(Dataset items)

■ ■ ■

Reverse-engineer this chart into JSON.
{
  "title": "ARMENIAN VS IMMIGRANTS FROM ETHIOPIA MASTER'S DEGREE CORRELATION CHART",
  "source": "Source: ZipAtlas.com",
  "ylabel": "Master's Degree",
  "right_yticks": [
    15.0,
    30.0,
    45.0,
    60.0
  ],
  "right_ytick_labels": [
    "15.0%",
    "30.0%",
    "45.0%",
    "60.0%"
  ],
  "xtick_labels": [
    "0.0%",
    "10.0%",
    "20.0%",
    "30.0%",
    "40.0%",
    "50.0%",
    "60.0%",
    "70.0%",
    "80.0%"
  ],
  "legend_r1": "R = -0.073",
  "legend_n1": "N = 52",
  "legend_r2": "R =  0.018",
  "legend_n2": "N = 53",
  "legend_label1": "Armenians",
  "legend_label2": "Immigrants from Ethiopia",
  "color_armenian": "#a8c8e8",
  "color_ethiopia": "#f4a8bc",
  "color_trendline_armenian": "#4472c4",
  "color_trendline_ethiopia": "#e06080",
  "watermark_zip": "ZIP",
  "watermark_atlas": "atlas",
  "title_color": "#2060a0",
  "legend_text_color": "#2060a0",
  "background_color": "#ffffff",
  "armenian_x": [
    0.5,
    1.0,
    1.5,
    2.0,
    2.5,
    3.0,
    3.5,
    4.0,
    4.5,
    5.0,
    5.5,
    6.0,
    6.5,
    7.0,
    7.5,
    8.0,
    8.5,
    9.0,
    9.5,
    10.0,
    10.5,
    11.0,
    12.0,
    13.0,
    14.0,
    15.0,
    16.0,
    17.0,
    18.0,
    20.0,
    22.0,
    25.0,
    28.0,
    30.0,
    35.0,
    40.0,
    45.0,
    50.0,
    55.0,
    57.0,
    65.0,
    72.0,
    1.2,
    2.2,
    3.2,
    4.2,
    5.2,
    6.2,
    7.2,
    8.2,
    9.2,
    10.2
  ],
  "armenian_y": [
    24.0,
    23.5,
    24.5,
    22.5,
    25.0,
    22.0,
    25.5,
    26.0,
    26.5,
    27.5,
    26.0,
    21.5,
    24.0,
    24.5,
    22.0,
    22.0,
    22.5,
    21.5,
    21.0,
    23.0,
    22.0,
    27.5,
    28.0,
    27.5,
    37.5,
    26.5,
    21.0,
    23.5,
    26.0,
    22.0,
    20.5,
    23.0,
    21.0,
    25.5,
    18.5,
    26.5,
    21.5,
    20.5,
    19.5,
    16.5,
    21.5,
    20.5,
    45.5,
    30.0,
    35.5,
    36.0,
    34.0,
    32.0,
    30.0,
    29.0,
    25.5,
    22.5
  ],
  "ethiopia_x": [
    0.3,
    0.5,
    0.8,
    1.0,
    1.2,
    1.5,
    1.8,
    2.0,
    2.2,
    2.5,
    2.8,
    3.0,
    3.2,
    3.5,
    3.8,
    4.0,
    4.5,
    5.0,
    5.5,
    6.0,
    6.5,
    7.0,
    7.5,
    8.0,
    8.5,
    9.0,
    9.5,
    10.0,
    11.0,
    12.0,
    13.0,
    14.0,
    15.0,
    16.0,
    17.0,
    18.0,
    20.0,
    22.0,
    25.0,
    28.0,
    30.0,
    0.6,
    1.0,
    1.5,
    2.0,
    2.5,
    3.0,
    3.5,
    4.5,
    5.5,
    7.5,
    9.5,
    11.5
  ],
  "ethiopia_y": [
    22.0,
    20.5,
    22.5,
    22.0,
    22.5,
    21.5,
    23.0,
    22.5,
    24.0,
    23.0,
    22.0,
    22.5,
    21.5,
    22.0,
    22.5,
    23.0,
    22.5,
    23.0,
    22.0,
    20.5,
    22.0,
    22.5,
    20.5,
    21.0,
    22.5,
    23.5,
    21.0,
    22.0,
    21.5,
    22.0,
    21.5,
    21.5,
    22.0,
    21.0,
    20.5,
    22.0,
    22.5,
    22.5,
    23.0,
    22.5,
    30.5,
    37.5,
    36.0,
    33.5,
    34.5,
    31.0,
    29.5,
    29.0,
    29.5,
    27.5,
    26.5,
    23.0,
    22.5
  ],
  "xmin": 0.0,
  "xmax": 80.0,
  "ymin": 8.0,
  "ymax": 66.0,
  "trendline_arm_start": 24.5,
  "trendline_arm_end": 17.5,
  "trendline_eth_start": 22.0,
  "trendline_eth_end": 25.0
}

■ ■ ■

**THE REQUEST**
Output all of the material exactly as written.

**FINISHED TASK**
Reverse-engineer this chart into JSON.
{
  "title": "ARMENIAN VS IMMIGRANTS FROM ETHIOPIA MASTER'S DEGREE CORRELATION CHART",
  "source": "Source: ZipAtlas.com",
  "ylabel": "Master's Degree",
  "right_yticks": [
    15.0,
    30.0,
    45.0,
    60.0
  ],
  "right_ytick_labels": [
    "15.0%",
    "30.0%",
    "45.0%",
    "60.0%"
  ],
  "xtick_labels": [
    "0.0%",
    "10.0%",
    "20.0%",
    "30.0%",
    "40.0%",
    "50.0%",
    "60.0%",
    "70.0%",
    "80.0%"
  ],
  "legend_r1": "R = -0.073",
  "legend_n1": "N = 52",
  "legend_r2": "R =  0.018",
  "legend_n2": "N = 53",
  "legend_label1": "Armenians",
  "legend_label2": "Immigrants from Ethiopia",
  "color_armenian": "#a8c8e8",
  "color_ethiopia": "#f4a8bc",
  "color_trendline_armenian": "#4472c4",
  "color_trendline_ethiopia": "#e06080",
  "watermark_zip": "ZIP",
  "watermark_atlas": "atlas",
  "title_color": "#2060a0",
  "legend_text_color": "#2060a0",
  "background_color": "#ffffff",
  "armenian_x": [
    0.5,
    1.0,
    1.5,
    2.0,
    2.5,
    3.0,
    3.5,
    4.0,
    4.5,
    5.0,
    5.5,
    6.0,
    6.5,
    7.0,
    7.5,
    8.0,
    8.5,
    9.0,
    9.5,
    10.0,
    10.5,
    11.0,
    12.0,
    13.0,
    14.0,
    15.0,
    16.0,
    17.0,
    18.0,
    20.0,
    22.0,
    25.0,
    28.0,
    30.0,
    35.0,
    40.0,
    45.0,
    50.0,
    55.0,
    57.0,
    65.0,
    72.0,
    1.2,
    2.2,
    3.2,
    4.2,
    5.2,
    6.2,
    7.2,
    8.2,
    9.2,
    10.2
  ],
  "armenian_y": [
    24.0,
    23.5,
    24.5,
    22.5,
    25.0,
    22.0,
    25.5,
    26.0,
    26.5,
    27.5,
    26.0,
    21.5,
    24.0,
    24.5,
    22.0,
    22.0,
    22.5,
    21.5,
    21.0,
    23.0,
    22.0,
    27.5,
    28.0,
    27.5,
    37.5,
    26.5,
    21.0,
    23.5,
    26.0,
    22.0,
    20.5,
    23.0,
    21.0,
    25.5,
    18.5,
    26.5,
    21.5,
    20.5,
    19.5,
    16.5,
    21.5,
    20.5,
    45.5,
    30.0,
    35.5,
    36.0,
    34.0,
    32.0,
    30.0,
    29.0,
    25.5,
    22.5
  ],
  "ethiopia_x": [
    0.3,
    0.5,
    0.8,
    1.0,
    1.2,
    1.5,
    1.8,
    2.0,
    2.2,
    2.5,
    2.8,
    3.0,
    3.2,
    3.5,
    3.8,
    4.0,
    4.5,
    5.0,
    5.5,
    6.0,
    6.5,
    7.0,
    7.5,
    8.0,
    8.5,
    9.0,
    9.5,
    10.0,
    11.0,
    12.0,
    13.0,
    14.0,
    15.0,
    16.0,
    17.0,
    18.0,
    20.0,
    22.0,
    25.0,
    28.0,
    30.0,
    0.6,
    1.0,
    1.5,
    2.0,
    2.5,
    3.0,
    3.5,
    4.5,
    5.5,
    7.5,
    9.5,
    11.5
  ],
  "ethiopia_y": [
    22.0,
    20.5,
    22.5,
    22.0,
    22.5,
    21.5,
    23.0,
    22.5,
    24.0,
    23.0,
    22.0,
    22.5,
    21.5,
    22.0,
    22.5,
    23.0,
    22.5,
    23.0,
    22.0,
    20.5,
    22.0,
    22.5,
    20.5,
    21.0,
    22.5,
    23.5,
    21.0,
    22.0,
    21.5,
    22.0,
    21.5,
    21.5,
    22.0,
    21.0,
    20.5,
    22.0,
    22.5,
    22.5,
    23.0,
    22.5,
    30.5,
    37.5,
    36.0,
    33.5,
    34.5,
    31.0,
    29.5,
    29.0,
    29.5,
    27.5,
    26.5,
    23.0,
    22.5
  ],
  "xmin": 0.0,
  "xmax": 80.0,
  "ymin": 8.0,
  "ymax": 66.0,
  "trendline_arm_start": 24.5,
  "trendline_arm_end": 17.5,
  "trendline_eth_start": 22.0,
  "trendline_eth_end": 25.0
}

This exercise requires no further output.